## [SET EXERCISE]
Write out the entries below once more, exactly, with the pictures left out.
•••••
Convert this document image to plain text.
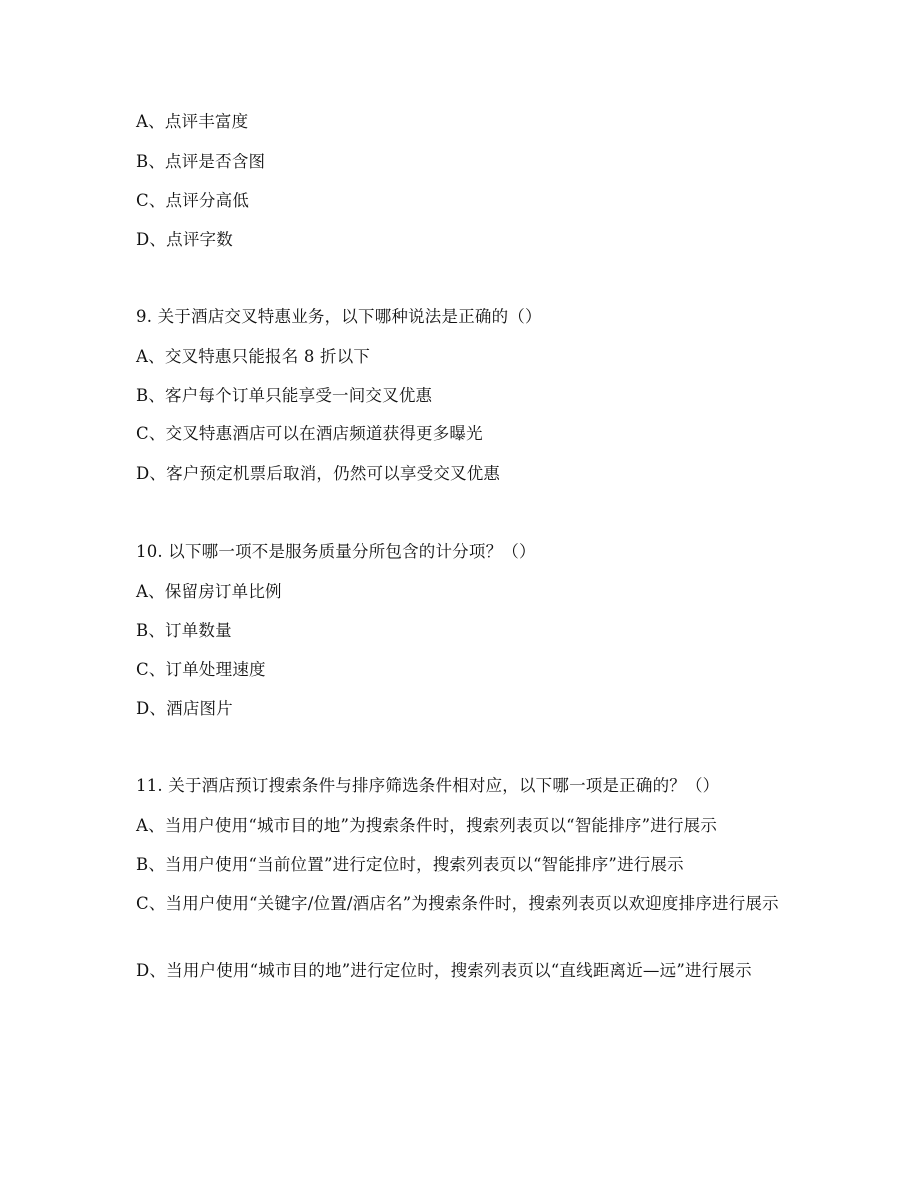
A、点评丰富度
B、点评是否含图
C、点评分高低
D、点评字数
9. 关于酒店交叉特惠业务，以下哪种说法是正确的（）
A、交叉特惠只能报名 8 折以下
B、客户每个订单只能享受一间交叉优惠
C、交叉特惠酒店可以在酒店频道获得更多曝光
D、客户预定机票后取消，仍然可以享受交叉优惠
10. 以下哪一项不是服务质量分所包含的计分项？（）
A、保留房订单比例
B、订单数量
C、订单处理速度
D、酒店图片
11. 关于酒店预订搜索条件与排序筛选条件相对应，以下哪一项是正确的？（）
A、当用户使用“城市目的地”为搜索条件时，搜索列表页以“智能排序”进行展示
B、当用户使用“当前位置”进行定位时，搜索列表页以“智能排序”进行展示
C、当用户使用“关键字/位置/酒店名”为搜索条件时，搜索列表页以欢迎度排序进行展示
D、当用户使用“城市目的地”进行定位时，搜索列表页以“直线距离近—远”进行展示
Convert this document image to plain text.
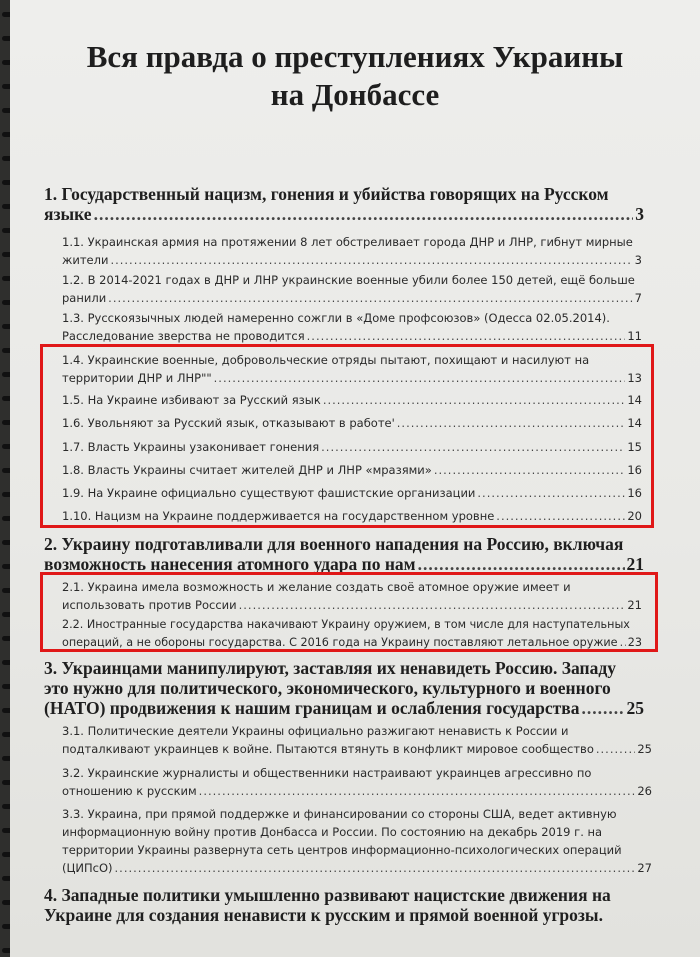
Вся правда о преступлениях Украины
на Донбассе
1. Государственный нацизм, гонения и убийства говорящих на Русском
языке .....	3
1.1. Украинская армия на протяжении 8 лет обстреливает города ДНР и ЛНР, гибнут мирные
жители .....	3
1.2. В 2014-2021 годах в ДНР и ЛНР украинские военные убили более 150 детей, ещё больше
ранили .....	7
1.3. Русскоязычных людей намеренно сожгли в «Доме профсоюзов» (Одесса 02.05.2014).
Расследование зверства не проводится .....	11
1.4. Украинские военные, добровольческие отряды пытают, похищают и насилуют на
территории ДНР и ЛНР"" .....	13
1.5. На Украине избивают за Русский язык .....	14
1.6. Увольняют за Русский язык, отказывают в работе' .....	14
1.7. Власть Украины узаконивает гонения .....	15
1.8. Власть Украины считает жителей ДНР и ЛНР «мразями» .....	16
1.9. На Украине официально существуют фашистские организации .....	16
1.10. Нацизм на Украине поддерживается на государственном уровне .....	20
2. Украину подготавливали для военного нападения на Россию, включая
возможность нанесения атомного удара по нам .....	21
2.1. Украина имела возможность и желание создать своё атомное оружие имеет и
использовать против России .....	21
2.2. Иностранные государства накачивают Украину оружием, в том числе для наступательных
операций, а не обороны государства. С 2016 года на Украину поставляют летальное оружие ..... 23
3. Украинцами манипулируют, заставляя их ненавидеть Россию. Западу
это нужно для политического, экономического, культурного и военного
(НАТО) продвижения к нашим границам и ослабления государства .....	25
3.1. Политические деятели Украины официально разжигают ненависть к России и
подталкивают украинцев к войне. Пытаются втянуть в конфликт мировое сообщество .....	25
3.2. Украинские журналисты и общественники настраивают украинцев агрессивно по
отношению к русским .....	26
3.3. Украина, при прямой поддержке и финансировании со стороны США, ведет активную
информационную войну против Донбасса и России. По состоянию на декабрь 2019 г. на
территории Украины развернута сеть центров информационно-психологических операций
(ЦИПсО) .....	27
4. Западные политики умышленно развивают нацистские движения на
Украине для создания ненависти к русским и прямой военной угрозы.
•••••
## [ANSWER TO THIS PROBLEM]
Convert this document image to plain text.
A、点评丰富度
B、点评是否含图
C、点评分高低
D、点评字数
9. 关于酒店交叉特惠业务，以下哪种说法是正确的（）
A、交叉特惠只能报名 8 折以下
B、客户每个订单只能享受一间交叉优惠
C、交叉特惠酒店可以在酒店频道获得更多曝光
D、客户预定机票后取消，仍然可以享受交叉优惠
10. 以下哪一项不是服务质量分所包含的计分项？（）
A、保留房订单比例
B、订单数量
C、订单处理速度
D、酒店图片
11. 关于酒店预订搜索条件与排序筛选条件相对应，以下哪一项是正确的？（）
A、当用户使用“城市目的地”为搜索条件时，搜索列表页以“智能排序”进行展示
B、当用户使用“当前位置”进行定位时，搜索列表页以“智能排序”进行展示
C、当用户使用“关键字/位置/酒店名”为搜索条件时，搜索列表页以欢迎度排序进行展示
D、当用户使用“城市目的地”进行定位时，搜索列表页以“直线距离近—远”进行展示
Convert this document image to plain text.
Вся правда о преступлениях Украины
на Донбассе
1. Государственный нацизм, гонения и убийства говорящих на Русском
языке .....	3
1.1. Украинская армия на протяжении 8 лет обстреливает города ДНР и ЛНР, гибнут мирные
жители .....	3
1.2. В 2014-2021 годах в ДНР и ЛНР украинские военные убили более 150 детей, ещё больше
ранили .....	7
1.3. Русскоязычных людей намеренно сожгли в «Доме профсоюзов» (Одесса 02.05.2014).
Расследование зверства не проводится .....	11
1.4. Украинские военные, добровольческие отряды пытают, похищают и насилуют на
территории ДНР и ЛНР"" .....	13
1.5. На Украине избивают за Русский язык .....	14
1.6. Увольняют за Русский язык, отказывают в работе' .....	14
1.7. Власть Украины узаконивает гонения .....	15
1.8. Власть Украины считает жителей ДНР и ЛНР «мразями» .....	16
1.9. На Украине официально существуют фашистские организации .....	16
1.10. Нацизм на Украине поддерживается на государственном уровне .....	20
2. Украину подготавливали для военного нападения на Россию, включая
возможность нанесения атомного удара по нам .....	21
2.1. Украина имела возможность и желание создать своё атомное оружие имеет и
использовать против России .....	21
2.2. Иностранные государства накачивают Украину оружием, в том числе для наступательных
операций, а не обороны государства. С 2016 года на Украину поставляют летальное оружие ..... 23
3. Украинцами манипулируют, заставляя их ненавидеть Россию. Западу
это нужно для политического, экономического, культурного и военного
(НАТО) продвижения к нашим границам и ослабления государства .....	25
3.1. Политические деятели Украины официально разжигают ненависть к России и
подталкивают украинцев к войне. Пытаются втянуть в конфликт мировое сообщество .....	25
3.2. Украинские журналисты и общественники настраивают украинцев агрессивно по
отношению к русским .....	26
3.3. Украина, при прямой поддержке и финансировании со стороны США, ведет активную
информационную войну против Донбасса и России. По состоянию на декабрь 2019 г. на
территории Украины развернута сеть центров информационно-психологических операций
(ЦИПсО) .....	27
4. Западные политики умышленно развивают нацистские движения на
Украине для создания ненависти к русским и прямой военной угрозы.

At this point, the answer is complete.